What is being asked ::
Strip the pictures and reproduce the rest of the listing exactly.

(Data excerpts)
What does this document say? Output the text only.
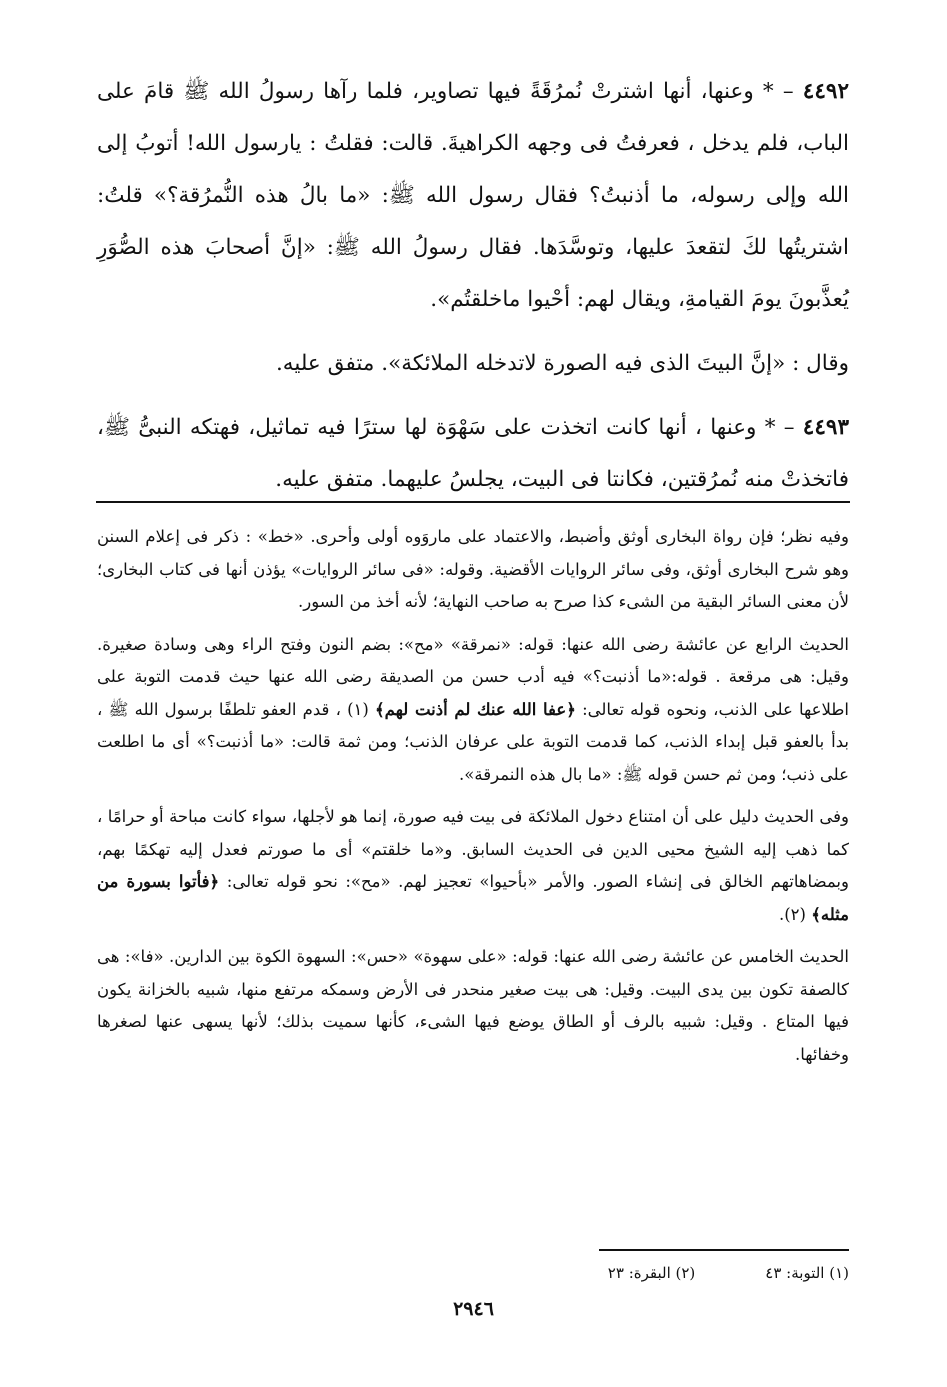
٤٤٩٢ – * وعنها، أنها اشترتْ نُمرُقَةً فيها تصاوير، فلما رآها رسولُ الله ﷺ قامَ على الباب، فلم يدخل ، فعرفتُ فى وجهه الكراهيةَ. قالت: فقلتُ : يارسول الله! أتوبُ إلى الله وإلى رسوله، ما أذنبتُ؟ فقال رسول الله ﷺ: «ما بالُ هذه النُّمرُقة؟» قلتُ: اشتريتُها لكَ لتقعدَ عليها، وتوسَّدَها. فقال رسولُ الله ﷺ: «إنَّ أصحابَ هذه الصُّوَرِ يُعذَّبونَ يومَ القيامةِ، ويقال لهم: أحْيوا ماخلقتُم».

وقال : «إنَّ البيتَ الذى فيه الصورة لاتدخله الملائكة». متفق عليه.

٤٤٩٣ – * وعنها ، أنها كانت اتخذت على سَهْوَة لها سترًا فيه تماثيل، فهتكه النبىُّ ﷺ، فاتخذتْ منه نُمرُقتين، فكانتا فى البيت، يجلسُ عليهما. متفق عليه.

وفيه نظر؛ فإن رواة البخارى أوثق وأضبط، والاعتماد على ماروَوه أولى وأحرى. «خط» : ذكر فى إعلام السنن وهو شرح البخارى أوثق، وفى سائر الروايات الأقضية. وقوله: «فى سائر الروايات» يؤذن أنها فى كتاب البخارى؛ لأن معنى السائر البقية من الشىء كذا صرح به صاحب النهاية؛ لأنه أخذ من السور.

الحديث الرابع عن عائشة رضى الله عنها: قوله: «نمرقة» «مح»: بضم النون وفتح الراء وهى وسادة صغيرة. وقيل: هى مرقعة . قوله:«ما أذنبت؟» فيه أدب حسن من الصديقة رضى الله عنها حيث قدمت التوبة على اطلاعها على الذنب، ونحوه قوله تعالى: ﴿عفا الله عنك لم أذنت لهم﴾ (١) ، قدم العفو تلطفًا برسول الله ﷺ ، بدأ بالعفو قبل إبداء الذنب، كما قدمت التوبة على عرفان الذنب؛ ومن ثمة قالت: «ما أذنبت؟» أى ما اطلعت على ذنب؛ ومن ثم حسن قوله ﷺ: «ما بال هذه النمرقة».

وفى الحديث دليل على أن امتناع دخول الملائكة فى بيت فيه صورة، إنما هو لأجلها، سواء كانت مباحة أو حرامًا ، كما ذهب إليه الشيخ محيى الدين فى الحديث السابق. و«ما خلقتم» أى ما صورتم فعدل إليه تهكمًا بهم، وبمضاهاتهم الخالق فى إنشاء الصور. والأمر «بأحيوا» تعجيز لهم. «مح»: نحو قوله تعالى: ﴿فأتوا بسورة من مثله﴾ (٢).

الحديث الخامس عن عائشة رضى الله عنها: قوله: «على سهوة» «حس»: السهوة الكوة بين الدارين. «فا»: هى كالصفة تكون بين يدى البيت. وقيل: هى بيت صغير منحدر فى الأرض وسمكه مرتفع منها، شبيه بالخزانة يكون فيها المتاع . وقيل: شبيه بالرف أو الطاق يوضع فيها الشىء، كأنها سميت بذلك؛ لأنها يسهى عنها لصغرها وخفائها.

(١) التوبة: ٤٣(٢) البقرة: ٢٣
٢٩٤٦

Task result ::
What does this document say? Output the text only.
٤٤٩٢ – * وعنها، أنها اشترتْ نُمرُقَةً فيها تصاوير، فلما رآها رسولُ الله ﷺ قامَ على الباب، فلم يدخل ، فعرفتُ فى وجهه الكراهيةَ. قالت: فقلتُ : يارسول الله! أتوبُ إلى الله وإلى رسوله، ما أذنبتُ؟ فقال رسول الله ﷺ: «ما بالُ هذه النُّمرُقة؟» قلتُ: اشتريتُها لكَ لتقعدَ عليها، وتوسَّدَها. فقال رسولُ الله ﷺ: «إنَّ أصحابَ هذه الصُّوَرِ يُعذَّبونَ يومَ القيامةِ، ويقال لهم: أحْيوا ماخلقتُم».

وقال : «إنَّ البيتَ الذى فيه الصورة لاتدخله الملائكة». متفق عليه.

٤٤٩٣ – * وعنها ، أنها كانت اتخذت على سَهْوَة لها سترًا فيه تماثيل، فهتكه النبىُّ ﷺ، فاتخذتْ منه نُمرُقتين، فكانتا فى البيت، يجلسُ عليهما. متفق عليه.

وفيه نظر؛ فإن رواة البخارى أوثق وأضبط، والاعتماد على ماروَوه أولى وأحرى. «خط» : ذكر فى إعلام السنن وهو شرح البخارى أوثق، وفى سائر الروايات الأقضية. وقوله: «فى سائر الروايات» يؤذن أنها فى كتاب البخارى؛ لأن معنى السائر البقية من الشىء كذا صرح به صاحب النهاية؛ لأنه أخذ من السور.

الحديث الرابع عن عائشة رضى الله عنها: قوله: «نمرقة» «مح»: بضم النون وفتح الراء وهى وسادة صغيرة. وقيل: هى مرقعة . قوله:«ما أذنبت؟» فيه أدب حسن من الصديقة رضى الله عنها حيث قدمت التوبة على اطلاعها على الذنب، ونحوه قوله تعالى: ﴿عفا الله عنك لم أذنت لهم﴾ (١) ، قدم العفو تلطفًا برسول الله ﷺ ، بدأ بالعفو قبل إبداء الذنب، كما قدمت التوبة على عرفان الذنب؛ ومن ثمة قالت: «ما أذنبت؟» أى ما اطلعت على ذنب؛ ومن ثم حسن قوله ﷺ: «ما بال هذه النمرقة».

وفى الحديث دليل على أن امتناع دخول الملائكة فى بيت فيه صورة، إنما هو لأجلها، سواء كانت مباحة أو حرامًا ، كما ذهب إليه الشيخ محيى الدين فى الحديث السابق. و«ما خلقتم» أى ما صورتم فعدل إليه تهكمًا بهم، وبمضاهاتهم الخالق فى إنشاء الصور. والأمر «بأحيوا» تعجيز لهم. «مح»: نحو قوله تعالى: ﴿فأتوا بسورة من مثله﴾ (٢).

الحديث الخامس عن عائشة رضى الله عنها: قوله: «على سهوة» «حس»: السهوة الكوة بين الدارين. «فا»: هى كالصفة تكون بين يدى البيت. وقيل: هى بيت صغير منحدر فى الأرض وسمكه مرتفع منها، شبيه بالخزانة يكون فيها المتاع . وقيل: شبيه بالرف أو الطاق يوضع فيها الشىء، كأنها سميت بذلك؛ لأنها يسهى عنها لصغرها وخفائها.

(١) التوبة: ٤٣(٢) البقرة: ٢٣
٢٩٤٦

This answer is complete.